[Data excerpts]
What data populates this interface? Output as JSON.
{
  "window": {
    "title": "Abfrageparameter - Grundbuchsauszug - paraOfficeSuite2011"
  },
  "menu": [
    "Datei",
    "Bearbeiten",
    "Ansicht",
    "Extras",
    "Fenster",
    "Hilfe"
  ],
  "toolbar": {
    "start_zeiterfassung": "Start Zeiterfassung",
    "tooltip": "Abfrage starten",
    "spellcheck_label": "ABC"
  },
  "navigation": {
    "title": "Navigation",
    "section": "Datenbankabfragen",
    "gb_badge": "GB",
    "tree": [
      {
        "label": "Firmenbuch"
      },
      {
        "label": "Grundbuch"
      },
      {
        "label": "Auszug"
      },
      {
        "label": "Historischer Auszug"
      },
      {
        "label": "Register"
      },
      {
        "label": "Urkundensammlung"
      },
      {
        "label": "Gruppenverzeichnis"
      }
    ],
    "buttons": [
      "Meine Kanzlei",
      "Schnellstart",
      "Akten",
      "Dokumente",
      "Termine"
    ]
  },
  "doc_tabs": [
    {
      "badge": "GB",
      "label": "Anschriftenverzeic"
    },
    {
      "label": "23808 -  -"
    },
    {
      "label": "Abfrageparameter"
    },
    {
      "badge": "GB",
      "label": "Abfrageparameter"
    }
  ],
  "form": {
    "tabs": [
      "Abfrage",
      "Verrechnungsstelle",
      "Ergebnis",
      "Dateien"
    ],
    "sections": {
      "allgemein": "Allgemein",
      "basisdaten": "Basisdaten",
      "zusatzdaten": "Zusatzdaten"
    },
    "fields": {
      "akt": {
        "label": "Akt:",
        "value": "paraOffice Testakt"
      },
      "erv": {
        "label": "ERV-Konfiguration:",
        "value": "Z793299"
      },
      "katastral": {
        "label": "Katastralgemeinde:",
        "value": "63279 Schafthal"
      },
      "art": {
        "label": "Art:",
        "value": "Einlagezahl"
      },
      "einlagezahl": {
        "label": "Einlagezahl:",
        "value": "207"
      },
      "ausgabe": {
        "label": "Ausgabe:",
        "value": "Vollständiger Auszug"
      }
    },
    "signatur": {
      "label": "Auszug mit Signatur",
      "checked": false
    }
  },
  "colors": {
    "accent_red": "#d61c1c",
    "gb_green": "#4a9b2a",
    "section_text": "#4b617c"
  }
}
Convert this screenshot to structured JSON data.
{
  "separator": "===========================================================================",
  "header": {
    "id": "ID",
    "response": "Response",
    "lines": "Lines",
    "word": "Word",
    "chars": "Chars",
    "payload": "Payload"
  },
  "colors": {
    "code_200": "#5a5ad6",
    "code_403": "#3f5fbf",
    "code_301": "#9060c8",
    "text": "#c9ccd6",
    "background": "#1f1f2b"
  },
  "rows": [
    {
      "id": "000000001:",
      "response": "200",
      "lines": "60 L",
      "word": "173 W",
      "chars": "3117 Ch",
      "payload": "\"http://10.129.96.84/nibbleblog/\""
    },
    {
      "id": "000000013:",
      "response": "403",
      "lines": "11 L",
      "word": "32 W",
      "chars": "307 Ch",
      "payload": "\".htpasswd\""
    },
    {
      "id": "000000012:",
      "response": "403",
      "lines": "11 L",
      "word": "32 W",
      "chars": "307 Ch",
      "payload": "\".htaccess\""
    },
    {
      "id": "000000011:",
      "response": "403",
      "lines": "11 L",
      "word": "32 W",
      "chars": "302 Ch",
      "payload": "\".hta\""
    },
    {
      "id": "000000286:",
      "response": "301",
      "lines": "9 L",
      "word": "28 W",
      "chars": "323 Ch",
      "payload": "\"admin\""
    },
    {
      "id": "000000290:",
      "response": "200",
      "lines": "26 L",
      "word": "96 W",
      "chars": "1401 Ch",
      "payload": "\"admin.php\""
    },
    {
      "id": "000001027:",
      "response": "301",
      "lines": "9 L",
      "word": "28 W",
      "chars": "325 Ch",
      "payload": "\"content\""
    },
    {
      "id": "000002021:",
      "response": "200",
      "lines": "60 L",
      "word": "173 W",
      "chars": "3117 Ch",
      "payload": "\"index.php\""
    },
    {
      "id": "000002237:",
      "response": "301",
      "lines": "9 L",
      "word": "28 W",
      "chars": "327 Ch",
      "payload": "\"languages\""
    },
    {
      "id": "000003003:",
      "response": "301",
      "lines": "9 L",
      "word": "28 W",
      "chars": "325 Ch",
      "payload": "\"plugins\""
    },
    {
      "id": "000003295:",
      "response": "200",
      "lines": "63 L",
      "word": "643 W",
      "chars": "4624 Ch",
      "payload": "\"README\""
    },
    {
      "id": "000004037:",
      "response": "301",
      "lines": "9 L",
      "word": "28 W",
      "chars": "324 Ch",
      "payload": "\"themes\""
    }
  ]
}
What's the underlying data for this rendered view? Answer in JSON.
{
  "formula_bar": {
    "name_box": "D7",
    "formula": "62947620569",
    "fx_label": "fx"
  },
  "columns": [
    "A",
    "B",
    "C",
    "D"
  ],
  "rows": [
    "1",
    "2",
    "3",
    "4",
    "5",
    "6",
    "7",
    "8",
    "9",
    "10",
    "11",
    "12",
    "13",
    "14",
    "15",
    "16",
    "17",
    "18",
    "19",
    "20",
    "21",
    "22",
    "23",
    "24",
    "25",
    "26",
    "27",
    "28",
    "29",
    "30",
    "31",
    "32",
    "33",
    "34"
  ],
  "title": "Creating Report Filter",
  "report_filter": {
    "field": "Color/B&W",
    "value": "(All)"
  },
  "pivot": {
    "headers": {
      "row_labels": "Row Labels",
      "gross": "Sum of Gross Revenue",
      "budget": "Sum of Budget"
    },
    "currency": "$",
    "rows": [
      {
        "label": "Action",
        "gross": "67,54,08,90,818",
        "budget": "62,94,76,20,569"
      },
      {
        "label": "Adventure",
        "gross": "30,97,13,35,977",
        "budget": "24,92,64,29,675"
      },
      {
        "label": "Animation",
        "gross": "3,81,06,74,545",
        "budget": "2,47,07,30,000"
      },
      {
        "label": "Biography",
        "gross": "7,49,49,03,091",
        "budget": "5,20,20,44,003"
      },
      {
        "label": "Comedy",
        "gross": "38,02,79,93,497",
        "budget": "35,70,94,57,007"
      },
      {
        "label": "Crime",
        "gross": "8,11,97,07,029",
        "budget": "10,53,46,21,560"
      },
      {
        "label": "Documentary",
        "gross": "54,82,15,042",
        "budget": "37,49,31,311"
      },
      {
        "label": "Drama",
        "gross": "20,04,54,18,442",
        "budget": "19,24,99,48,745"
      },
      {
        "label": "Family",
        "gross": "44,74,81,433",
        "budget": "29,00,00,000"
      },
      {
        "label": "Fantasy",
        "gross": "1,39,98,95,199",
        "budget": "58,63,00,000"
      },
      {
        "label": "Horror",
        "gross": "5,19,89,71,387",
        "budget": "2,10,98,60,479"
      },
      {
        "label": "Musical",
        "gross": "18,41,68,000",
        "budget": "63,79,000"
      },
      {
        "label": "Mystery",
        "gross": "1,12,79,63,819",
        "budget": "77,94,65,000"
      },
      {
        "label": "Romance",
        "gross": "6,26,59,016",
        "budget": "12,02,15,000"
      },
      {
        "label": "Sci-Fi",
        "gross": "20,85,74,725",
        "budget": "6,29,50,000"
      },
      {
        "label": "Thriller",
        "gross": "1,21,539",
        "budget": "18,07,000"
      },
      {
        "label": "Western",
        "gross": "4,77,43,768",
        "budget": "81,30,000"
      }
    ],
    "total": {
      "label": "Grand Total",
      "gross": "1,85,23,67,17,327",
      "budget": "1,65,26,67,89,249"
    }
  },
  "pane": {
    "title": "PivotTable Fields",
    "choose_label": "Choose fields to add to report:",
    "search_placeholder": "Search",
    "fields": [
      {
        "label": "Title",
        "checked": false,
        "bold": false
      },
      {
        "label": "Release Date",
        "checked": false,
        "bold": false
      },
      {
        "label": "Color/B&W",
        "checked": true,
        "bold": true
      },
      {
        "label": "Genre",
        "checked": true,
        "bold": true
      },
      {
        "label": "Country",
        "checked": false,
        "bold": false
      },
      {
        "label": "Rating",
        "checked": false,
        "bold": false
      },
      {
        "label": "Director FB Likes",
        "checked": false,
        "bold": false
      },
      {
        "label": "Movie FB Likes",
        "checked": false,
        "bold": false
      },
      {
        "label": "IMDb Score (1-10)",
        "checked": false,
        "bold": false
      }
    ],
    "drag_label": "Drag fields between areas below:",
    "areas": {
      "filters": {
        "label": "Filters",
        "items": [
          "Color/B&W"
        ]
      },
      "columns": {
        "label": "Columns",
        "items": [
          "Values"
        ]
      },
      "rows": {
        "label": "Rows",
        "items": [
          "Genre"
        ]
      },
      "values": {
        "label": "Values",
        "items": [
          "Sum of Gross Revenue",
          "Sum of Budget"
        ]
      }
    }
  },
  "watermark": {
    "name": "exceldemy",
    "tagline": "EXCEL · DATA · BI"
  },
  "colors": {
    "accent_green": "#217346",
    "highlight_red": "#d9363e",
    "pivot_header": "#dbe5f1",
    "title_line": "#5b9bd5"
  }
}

• _Work required_: Each line containing the word "Likes" counts once; say how many such lines there are, giving only the number.

• _Solution_: 2